### GIVEN EXERCISE
Reading the listing below, count the lines that contain the word "placeholder" and give that count alone.

### DATA FOR THIS EXERCISE
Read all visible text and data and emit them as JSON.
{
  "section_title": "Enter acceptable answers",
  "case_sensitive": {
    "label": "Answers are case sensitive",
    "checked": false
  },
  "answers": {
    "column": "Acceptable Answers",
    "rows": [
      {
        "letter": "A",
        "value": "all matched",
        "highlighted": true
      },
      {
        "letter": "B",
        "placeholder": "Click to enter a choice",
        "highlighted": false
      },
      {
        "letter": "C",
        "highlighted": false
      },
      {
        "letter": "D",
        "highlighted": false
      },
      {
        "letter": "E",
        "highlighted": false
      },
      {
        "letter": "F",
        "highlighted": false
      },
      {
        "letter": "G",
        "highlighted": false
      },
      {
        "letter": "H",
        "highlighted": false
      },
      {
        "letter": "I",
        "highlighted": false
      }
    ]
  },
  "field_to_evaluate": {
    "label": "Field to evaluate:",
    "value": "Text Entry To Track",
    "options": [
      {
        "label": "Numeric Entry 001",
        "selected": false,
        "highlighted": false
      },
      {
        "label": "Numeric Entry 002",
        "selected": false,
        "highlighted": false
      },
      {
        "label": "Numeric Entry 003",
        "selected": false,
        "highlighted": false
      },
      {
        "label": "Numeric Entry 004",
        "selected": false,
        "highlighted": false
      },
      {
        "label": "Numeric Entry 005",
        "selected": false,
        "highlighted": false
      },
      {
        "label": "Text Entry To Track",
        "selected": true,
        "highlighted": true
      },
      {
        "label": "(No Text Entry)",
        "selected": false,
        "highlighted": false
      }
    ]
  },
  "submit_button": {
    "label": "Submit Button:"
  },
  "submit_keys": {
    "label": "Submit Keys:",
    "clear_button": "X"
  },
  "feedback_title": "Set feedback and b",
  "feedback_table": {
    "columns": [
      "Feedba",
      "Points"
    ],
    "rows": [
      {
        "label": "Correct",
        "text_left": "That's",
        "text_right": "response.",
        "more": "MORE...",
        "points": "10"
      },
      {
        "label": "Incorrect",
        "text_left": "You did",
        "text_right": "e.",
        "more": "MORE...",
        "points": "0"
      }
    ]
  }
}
* * *
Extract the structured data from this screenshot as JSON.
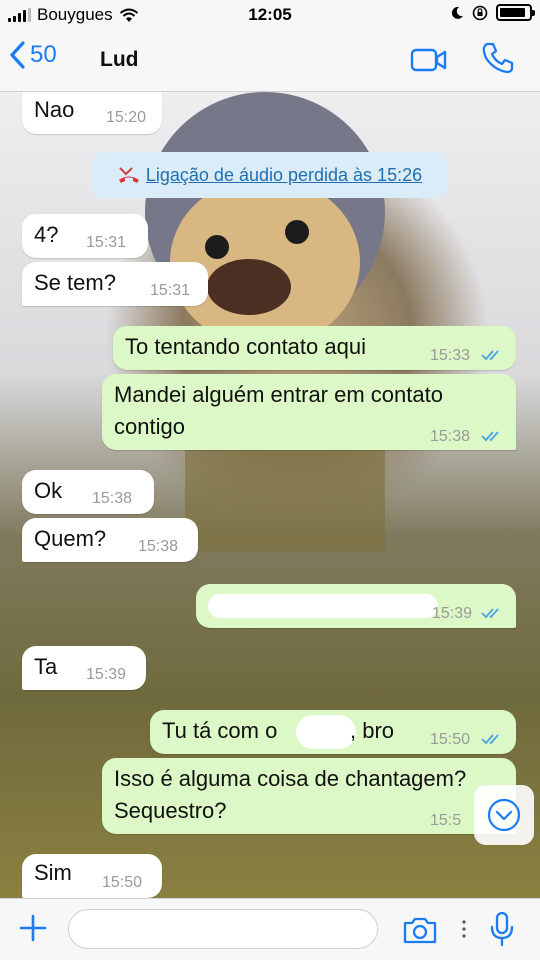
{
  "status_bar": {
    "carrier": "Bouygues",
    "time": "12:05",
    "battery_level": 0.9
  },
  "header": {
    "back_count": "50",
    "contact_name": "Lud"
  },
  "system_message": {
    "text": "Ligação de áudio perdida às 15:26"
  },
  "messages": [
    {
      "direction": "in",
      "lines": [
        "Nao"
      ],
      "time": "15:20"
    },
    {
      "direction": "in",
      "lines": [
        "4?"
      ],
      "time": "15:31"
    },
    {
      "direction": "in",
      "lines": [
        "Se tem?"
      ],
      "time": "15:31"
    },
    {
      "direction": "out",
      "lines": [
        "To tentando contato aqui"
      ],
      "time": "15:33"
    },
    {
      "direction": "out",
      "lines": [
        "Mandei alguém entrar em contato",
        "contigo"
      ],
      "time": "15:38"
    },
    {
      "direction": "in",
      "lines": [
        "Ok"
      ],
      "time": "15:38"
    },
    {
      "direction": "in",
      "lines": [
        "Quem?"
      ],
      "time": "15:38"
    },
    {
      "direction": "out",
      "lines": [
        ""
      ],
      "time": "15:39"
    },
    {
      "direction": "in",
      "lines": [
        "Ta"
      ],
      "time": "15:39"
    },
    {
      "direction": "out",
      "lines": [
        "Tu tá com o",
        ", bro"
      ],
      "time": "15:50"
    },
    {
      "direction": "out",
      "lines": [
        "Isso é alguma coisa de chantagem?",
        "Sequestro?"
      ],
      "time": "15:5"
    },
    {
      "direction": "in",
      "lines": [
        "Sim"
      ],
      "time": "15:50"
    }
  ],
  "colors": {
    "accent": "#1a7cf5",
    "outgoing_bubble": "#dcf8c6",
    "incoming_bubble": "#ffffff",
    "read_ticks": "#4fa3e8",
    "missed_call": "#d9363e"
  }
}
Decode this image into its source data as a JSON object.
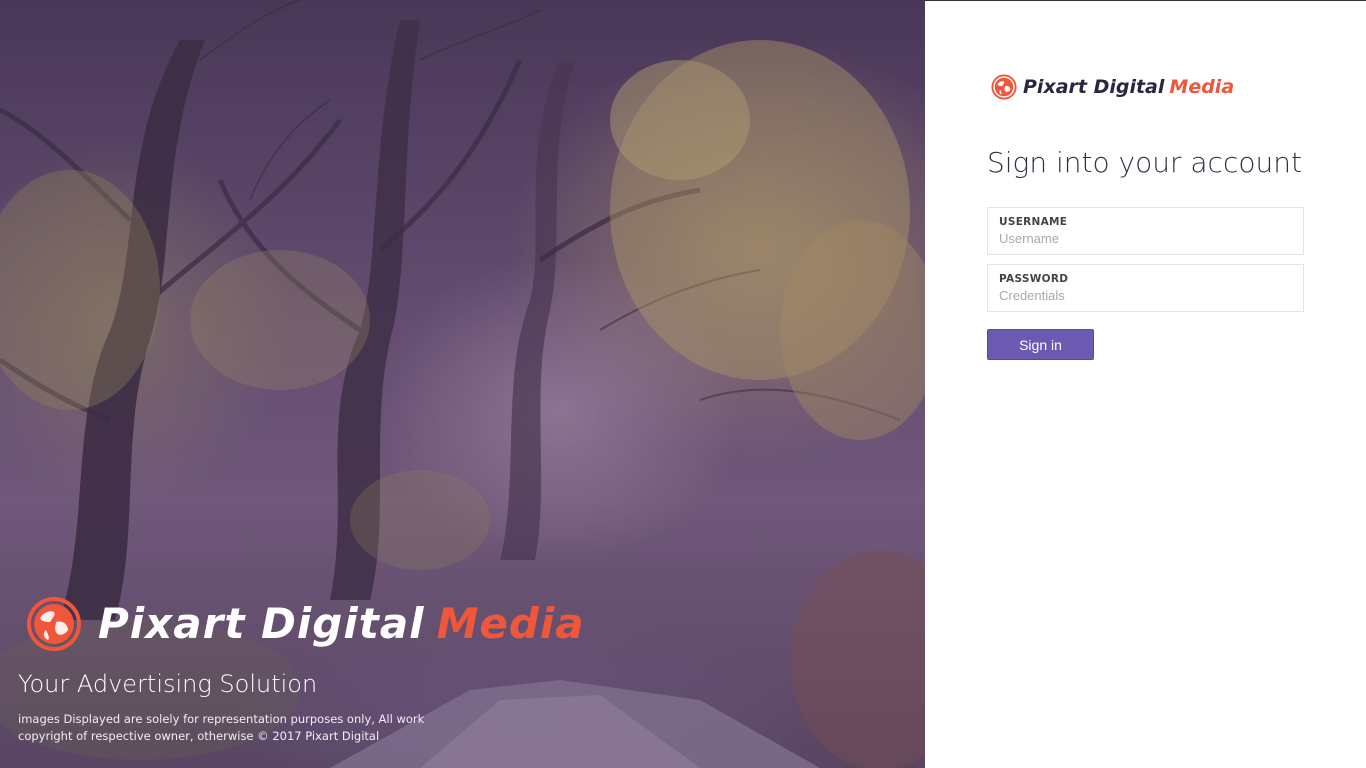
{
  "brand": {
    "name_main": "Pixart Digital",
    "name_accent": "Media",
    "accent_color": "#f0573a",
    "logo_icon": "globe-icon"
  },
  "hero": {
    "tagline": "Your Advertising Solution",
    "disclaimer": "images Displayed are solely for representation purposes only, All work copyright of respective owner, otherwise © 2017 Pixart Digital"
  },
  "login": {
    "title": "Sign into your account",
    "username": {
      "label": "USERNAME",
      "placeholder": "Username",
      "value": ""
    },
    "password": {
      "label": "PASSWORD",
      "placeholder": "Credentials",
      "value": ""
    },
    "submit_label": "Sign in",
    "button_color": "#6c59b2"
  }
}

### COMPLETE OUTPUT
3